EXTRACTED RECORDS —
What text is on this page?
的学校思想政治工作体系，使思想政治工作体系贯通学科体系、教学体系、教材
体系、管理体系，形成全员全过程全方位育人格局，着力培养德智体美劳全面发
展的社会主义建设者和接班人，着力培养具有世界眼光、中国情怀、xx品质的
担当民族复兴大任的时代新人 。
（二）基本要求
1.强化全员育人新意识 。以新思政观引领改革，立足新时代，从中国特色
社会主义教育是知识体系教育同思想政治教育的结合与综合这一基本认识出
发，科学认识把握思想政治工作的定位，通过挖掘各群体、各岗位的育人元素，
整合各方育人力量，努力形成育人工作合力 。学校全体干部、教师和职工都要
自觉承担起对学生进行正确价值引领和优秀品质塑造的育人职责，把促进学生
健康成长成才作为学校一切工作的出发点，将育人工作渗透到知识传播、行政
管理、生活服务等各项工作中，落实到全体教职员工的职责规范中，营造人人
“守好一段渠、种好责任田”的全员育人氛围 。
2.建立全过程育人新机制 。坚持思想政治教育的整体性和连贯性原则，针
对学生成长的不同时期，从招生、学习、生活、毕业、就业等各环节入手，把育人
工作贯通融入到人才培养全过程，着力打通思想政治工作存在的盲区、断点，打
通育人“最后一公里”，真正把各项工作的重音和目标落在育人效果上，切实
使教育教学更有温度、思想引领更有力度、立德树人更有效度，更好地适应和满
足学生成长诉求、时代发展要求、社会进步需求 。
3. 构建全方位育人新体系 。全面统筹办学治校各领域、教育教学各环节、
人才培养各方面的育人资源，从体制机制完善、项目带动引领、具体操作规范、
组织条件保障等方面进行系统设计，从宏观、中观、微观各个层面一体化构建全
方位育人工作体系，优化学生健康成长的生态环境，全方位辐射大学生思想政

GOAL — Please restate the whole listing word for word.

THE COMPLETED TASK —
What text is on this page?
的学校思想政治工作体系，使思想政治工作体系贯通学科体系、教学体系、教材
体系、管理体系，形成全员全过程全方位育人格局，着力培养德智体美劳全面发
展的社会主义建设者和接班人，着力培养具有世界眼光、中国情怀、xx品质的
担当民族复兴大任的时代新人 。
（二）基本要求
1.强化全员育人新意识 。以新思政观引领改革，立足新时代，从中国特色
社会主义教育是知识体系教育同思想政治教育的结合与综合这一基本认识出
发，科学认识把握思想政治工作的定位，通过挖掘各群体、各岗位的育人元素，
整合各方育人力量，努力形成育人工作合力 。学校全体干部、教师和职工都要
自觉承担起对学生进行正确价值引领和优秀品质塑造的育人职责，把促进学生
健康成长成才作为学校一切工作的出发点，将育人工作渗透到知识传播、行政
管理、生活服务等各项工作中，落实到全体教职员工的职责规范中，营造人人
“守好一段渠、种好责任田”的全员育人氛围 。
2.建立全过程育人新机制 。坚持思想政治教育的整体性和连贯性原则，针
对学生成长的不同时期，从招生、学习、生活、毕业、就业等各环节入手，把育人
工作贯通融入到人才培养全过程，着力打通思想政治工作存在的盲区、断点，打
通育人“最后一公里”，真正把各项工作的重音和目标落在育人效果上，切实
使教育教学更有温度、思想引领更有力度、立德树人更有效度，更好地适应和满
足学生成长诉求、时代发展要求、社会进步需求 。
3. 构建全方位育人新体系 。全面统筹办学治校各领域、教育教学各环节、
人才培养各方面的育人资源，从体制机制完善、项目带动引领、具体操作规范、
组织条件保障等方面进行系统设计，从宏观、中观、微观各个层面一体化构建全
方位育人工作体系，优化学生健康成长的生态环境，全方位辐射大学生思想政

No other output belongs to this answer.